» **TASK INSTRUCTIONS**
Continue the article on the 1989–90 Georgetown Hoyas men's basketball team, picking up right after its last sentence.

» **ARTICLE**
————

NCAA tournament, second round
- Conference: Big East Conference

Ranking
- Coaches: No. 9
- AP: No. 8
- Record: 24–7 (11–5 Big East)
- Head coach: John Thompson (18th season);
- Assistant coaches: Craig Esherick (8th season); Mike Riley (8th season);
- Captains: Dwayne Bryant; Sam Jefferson; Mark Tillmon;
- Home arena: Capital Centre

= 1989–90 Georgetown Hoyas men's basketball team =

American college basketball season

The 1989–90 Georgetown Hoyas men's basketball team represented Georgetown University in the 1989–90 NCAA Division I college basketball season. John Thompson, coached them in his 18th season as head coach. They played their home games at the Capital Centre in Landover, Maryland. They were members of the Big East Conference and finished the season with a record of 24–7, 11–5 in Big East play. Their record earned them a bye in the first round of the 1990 Big East men's basketball tournament, and they advanced to the semifinals before losing to Connecticut. They were the No. 3 seed in the Midwest Region of the 1990 NCAA Division I men's basketball tournament - the 12th of 14 consecutive Georgetown NCAA tournament appearances - and advanced to the second round before losing to Midwest Region No. 6 seed Xavier. They were ranked No. 8 in the season's final Associated Press Poll and No. 6 in the final Coaches' Poll.

==Season recap==

The team opened the season with 14 straight wins. The loss at Connecticut that broke the streak on January 20, 1990, was only the second Georgetown loss to the Huskies since 1981.

Sophomore center Alonzo Mourning, touted by many observers upon his arrival the previous season as "the next Patrick Ewing," built upon the great success he enjoyed during his freshman year. He started all 31 games this season, scoring in double figures in 30 of them and averaging 16.5 points per game despite an average of only 8.6 shots per game. He also averaged 8.5 rebounds a game for the year. Against Hawaii Pacific in the second game of the season, he shot 13-for-14 (92.9%) from the free-throw line, the beginning of a school-record-setting season in which he scored in double figures in free throws alone in ten different games and made 220 free throws (out of 281 attempts, a 78.3% effort) on the year as opposing defenses fouled him time and again in an attempt to stop him from scoring inside. In his best games of the year, he had 27 points and 11 rebounds against Virginia Tech, 26 points and 14 rebounds against DePaul, and 20 points and 12 rebounds against Connecticut.

Junior center Dikembe Mutombo, a reserve player the previous season while he became accustomed to the American college game, played in all 31 games this season and started alongside Mourning in 24 of them, and his average playing time increased from 11 to 26 minutes per game. He averaged 10.5 points and 10.7 rebounds per game for the year. He scored 10 rebounds and blocked 10 shots in the North Carolina game, scored 17 points and had 15 rebounds against Pittsburgh, and scored 22 points and had 18 rebounds against Villanova. In later games of the season, his scoring and rebounding performance increased as he averaged shot 68% from the field and averaged 15 points and 13 rebounds a game.

————

» **DATASET**

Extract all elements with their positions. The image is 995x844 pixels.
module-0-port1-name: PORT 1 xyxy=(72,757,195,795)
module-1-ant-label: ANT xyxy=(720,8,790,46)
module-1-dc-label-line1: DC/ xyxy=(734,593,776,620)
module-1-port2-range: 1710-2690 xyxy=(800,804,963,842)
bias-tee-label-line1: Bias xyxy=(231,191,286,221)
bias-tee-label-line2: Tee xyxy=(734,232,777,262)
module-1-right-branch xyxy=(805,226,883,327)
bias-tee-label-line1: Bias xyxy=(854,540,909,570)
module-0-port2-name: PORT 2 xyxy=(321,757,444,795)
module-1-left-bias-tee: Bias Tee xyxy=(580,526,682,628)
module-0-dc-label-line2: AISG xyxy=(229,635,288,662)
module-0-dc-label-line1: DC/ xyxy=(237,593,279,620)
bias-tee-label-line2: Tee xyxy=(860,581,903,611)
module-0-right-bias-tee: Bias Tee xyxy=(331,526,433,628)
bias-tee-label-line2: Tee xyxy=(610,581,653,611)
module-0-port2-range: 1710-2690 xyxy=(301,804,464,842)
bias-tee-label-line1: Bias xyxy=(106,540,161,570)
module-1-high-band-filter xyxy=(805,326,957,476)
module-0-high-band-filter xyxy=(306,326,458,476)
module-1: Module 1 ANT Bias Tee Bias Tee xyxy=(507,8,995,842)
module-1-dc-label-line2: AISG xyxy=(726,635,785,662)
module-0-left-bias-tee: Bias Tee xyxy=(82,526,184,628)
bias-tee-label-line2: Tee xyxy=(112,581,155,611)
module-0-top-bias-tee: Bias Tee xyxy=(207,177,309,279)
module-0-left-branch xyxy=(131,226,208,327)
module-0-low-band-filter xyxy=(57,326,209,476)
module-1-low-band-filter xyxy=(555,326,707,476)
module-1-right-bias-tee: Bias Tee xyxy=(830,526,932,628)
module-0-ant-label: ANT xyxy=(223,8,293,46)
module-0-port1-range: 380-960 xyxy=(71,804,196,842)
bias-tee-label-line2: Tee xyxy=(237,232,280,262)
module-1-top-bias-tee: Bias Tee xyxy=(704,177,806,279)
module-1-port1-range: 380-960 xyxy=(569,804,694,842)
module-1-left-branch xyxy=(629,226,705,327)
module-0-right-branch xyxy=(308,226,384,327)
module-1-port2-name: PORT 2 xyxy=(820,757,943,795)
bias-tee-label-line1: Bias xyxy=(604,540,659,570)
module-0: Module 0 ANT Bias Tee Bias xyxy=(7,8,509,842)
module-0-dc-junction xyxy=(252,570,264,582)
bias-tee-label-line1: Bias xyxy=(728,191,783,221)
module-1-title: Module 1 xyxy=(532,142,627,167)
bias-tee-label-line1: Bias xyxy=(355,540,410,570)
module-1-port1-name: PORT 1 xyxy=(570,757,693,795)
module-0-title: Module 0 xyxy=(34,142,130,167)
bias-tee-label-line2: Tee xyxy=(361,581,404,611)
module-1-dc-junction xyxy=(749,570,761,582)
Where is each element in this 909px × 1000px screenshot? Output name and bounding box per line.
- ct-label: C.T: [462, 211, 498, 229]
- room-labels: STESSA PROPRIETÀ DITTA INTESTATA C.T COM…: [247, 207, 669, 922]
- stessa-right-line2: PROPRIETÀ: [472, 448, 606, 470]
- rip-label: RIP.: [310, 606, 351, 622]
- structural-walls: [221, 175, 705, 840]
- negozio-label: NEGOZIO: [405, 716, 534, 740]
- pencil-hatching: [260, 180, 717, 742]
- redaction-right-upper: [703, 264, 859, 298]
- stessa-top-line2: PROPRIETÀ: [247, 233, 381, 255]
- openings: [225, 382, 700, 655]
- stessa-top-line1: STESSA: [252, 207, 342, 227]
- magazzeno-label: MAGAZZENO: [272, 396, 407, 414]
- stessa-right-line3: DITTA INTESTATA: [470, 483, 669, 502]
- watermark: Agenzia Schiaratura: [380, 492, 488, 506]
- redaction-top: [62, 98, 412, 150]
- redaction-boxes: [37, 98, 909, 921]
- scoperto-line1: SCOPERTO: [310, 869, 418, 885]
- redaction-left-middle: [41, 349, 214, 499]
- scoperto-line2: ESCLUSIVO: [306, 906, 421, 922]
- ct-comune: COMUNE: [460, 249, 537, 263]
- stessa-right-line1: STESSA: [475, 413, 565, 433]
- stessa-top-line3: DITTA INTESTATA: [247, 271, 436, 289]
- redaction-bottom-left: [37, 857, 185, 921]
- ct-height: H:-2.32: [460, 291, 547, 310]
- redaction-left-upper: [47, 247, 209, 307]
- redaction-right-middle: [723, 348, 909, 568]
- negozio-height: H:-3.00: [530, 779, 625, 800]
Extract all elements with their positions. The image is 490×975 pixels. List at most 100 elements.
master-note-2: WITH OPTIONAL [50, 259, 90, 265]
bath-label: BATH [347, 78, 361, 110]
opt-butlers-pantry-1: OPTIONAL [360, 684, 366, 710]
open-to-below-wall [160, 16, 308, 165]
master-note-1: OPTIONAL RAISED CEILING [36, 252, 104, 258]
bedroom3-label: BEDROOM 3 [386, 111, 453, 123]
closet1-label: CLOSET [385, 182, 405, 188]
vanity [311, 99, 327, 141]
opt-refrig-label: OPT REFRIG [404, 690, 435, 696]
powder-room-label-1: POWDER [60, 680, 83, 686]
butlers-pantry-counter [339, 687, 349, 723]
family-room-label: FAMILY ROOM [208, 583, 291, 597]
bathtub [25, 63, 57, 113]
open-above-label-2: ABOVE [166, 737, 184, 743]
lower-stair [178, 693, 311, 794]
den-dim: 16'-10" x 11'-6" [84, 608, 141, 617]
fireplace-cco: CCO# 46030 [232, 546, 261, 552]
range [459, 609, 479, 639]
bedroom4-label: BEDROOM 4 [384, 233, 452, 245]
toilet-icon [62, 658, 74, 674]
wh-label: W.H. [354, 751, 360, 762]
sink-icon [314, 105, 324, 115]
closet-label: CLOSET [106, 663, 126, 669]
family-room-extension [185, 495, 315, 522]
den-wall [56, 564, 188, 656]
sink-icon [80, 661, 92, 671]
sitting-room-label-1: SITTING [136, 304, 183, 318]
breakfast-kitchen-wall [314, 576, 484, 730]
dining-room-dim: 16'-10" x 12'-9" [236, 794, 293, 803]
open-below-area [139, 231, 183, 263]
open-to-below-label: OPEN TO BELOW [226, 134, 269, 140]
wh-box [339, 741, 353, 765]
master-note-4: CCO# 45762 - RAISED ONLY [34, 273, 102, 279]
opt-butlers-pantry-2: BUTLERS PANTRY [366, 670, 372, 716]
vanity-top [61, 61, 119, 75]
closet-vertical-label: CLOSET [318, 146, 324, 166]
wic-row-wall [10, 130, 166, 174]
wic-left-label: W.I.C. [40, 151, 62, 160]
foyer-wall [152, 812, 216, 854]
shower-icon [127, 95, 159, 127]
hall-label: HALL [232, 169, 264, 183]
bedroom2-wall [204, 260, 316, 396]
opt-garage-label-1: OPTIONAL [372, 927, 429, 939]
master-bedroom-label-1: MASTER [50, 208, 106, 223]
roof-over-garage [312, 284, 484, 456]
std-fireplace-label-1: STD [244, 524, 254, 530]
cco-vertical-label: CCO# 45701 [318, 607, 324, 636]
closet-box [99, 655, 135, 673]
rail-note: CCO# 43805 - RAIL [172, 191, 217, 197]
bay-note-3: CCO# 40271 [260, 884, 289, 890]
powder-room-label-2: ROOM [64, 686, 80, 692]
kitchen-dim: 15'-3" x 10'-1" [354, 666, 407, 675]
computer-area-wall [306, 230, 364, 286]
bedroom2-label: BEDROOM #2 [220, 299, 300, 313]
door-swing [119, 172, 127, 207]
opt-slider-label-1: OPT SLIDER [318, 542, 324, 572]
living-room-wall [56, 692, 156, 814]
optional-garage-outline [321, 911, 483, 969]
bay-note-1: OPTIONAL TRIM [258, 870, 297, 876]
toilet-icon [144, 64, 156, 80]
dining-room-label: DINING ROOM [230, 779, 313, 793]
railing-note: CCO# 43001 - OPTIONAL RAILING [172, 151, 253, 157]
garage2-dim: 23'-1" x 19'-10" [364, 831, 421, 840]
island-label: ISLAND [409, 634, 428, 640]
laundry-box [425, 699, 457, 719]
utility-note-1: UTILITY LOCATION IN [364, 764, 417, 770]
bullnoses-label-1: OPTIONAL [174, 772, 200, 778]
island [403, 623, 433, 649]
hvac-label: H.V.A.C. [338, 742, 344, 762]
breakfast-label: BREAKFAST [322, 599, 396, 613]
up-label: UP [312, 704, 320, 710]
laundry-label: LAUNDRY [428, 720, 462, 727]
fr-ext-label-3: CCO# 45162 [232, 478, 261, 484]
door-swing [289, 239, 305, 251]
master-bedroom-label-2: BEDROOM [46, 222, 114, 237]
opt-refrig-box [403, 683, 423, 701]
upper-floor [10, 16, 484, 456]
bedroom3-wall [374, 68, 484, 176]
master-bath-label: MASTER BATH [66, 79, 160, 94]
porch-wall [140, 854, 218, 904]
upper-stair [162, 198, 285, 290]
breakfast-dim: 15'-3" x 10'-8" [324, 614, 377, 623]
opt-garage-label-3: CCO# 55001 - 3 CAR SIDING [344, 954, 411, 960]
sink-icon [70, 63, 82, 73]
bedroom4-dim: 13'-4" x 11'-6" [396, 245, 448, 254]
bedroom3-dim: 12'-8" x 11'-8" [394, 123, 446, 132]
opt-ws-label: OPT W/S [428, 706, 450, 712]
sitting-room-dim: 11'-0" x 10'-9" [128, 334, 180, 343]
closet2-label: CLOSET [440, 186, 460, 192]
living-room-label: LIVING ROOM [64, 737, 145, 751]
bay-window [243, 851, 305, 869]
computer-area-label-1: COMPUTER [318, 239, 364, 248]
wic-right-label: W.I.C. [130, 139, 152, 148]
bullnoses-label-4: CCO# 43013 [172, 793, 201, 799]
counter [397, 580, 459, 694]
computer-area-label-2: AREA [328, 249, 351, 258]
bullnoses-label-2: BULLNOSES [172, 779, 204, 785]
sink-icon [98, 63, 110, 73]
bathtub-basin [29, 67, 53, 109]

————

» **OUTPUT FOR THIS EXERCISE**
Although much national attention focused on Mourning and Mutombo, the star of the team arguably was senior guard Mark Tillmon. A starter in his freshman and sophomore years, he had slumped during his junior season and been relegated to the bench. This year, he returned to form, starting all 31 games. In December 1989, he scored 27 points against North Carolina and 29 against Virginia Tech. During the five-game stretch from the victory over Northern Iowa on December 29, 1989, through the defeat of DePaul on January 13, 1990, he averaged 26 points a game, including a career-high 39 points against Providence. As the season wore on, he had 26 points at Villanova, 25 versus Seton Hall, and 20 at St. John's. In the rematch at Providence in February, he tied the career-high 39-point performance he had set against them a month and a half earlier, including connecting on a Georgetown-record seven three-point shots - a record destined to be matched only once over the next 18 years. He scored in double figures in 10 of his final 11 games.

Back from touring with a Big East all-star team during the summer of 1989, senior guard Dwayne Bryant returned as a team co-captain this season and started all 31 games. With freshman David Edwards playing point guard, Bryant was free to play shooting guard, and he responded with the best offensive season of his collegiate career. He scored in double figures in 21 games, and in the later games of the season averaged 16 points per game, including a 20-point effort against Connecticut and nine rebounds and a career-high 25 points against Syracuse consecutively in the last two games of the regular season. For the year, he averaged a career-best 12.3 points per game.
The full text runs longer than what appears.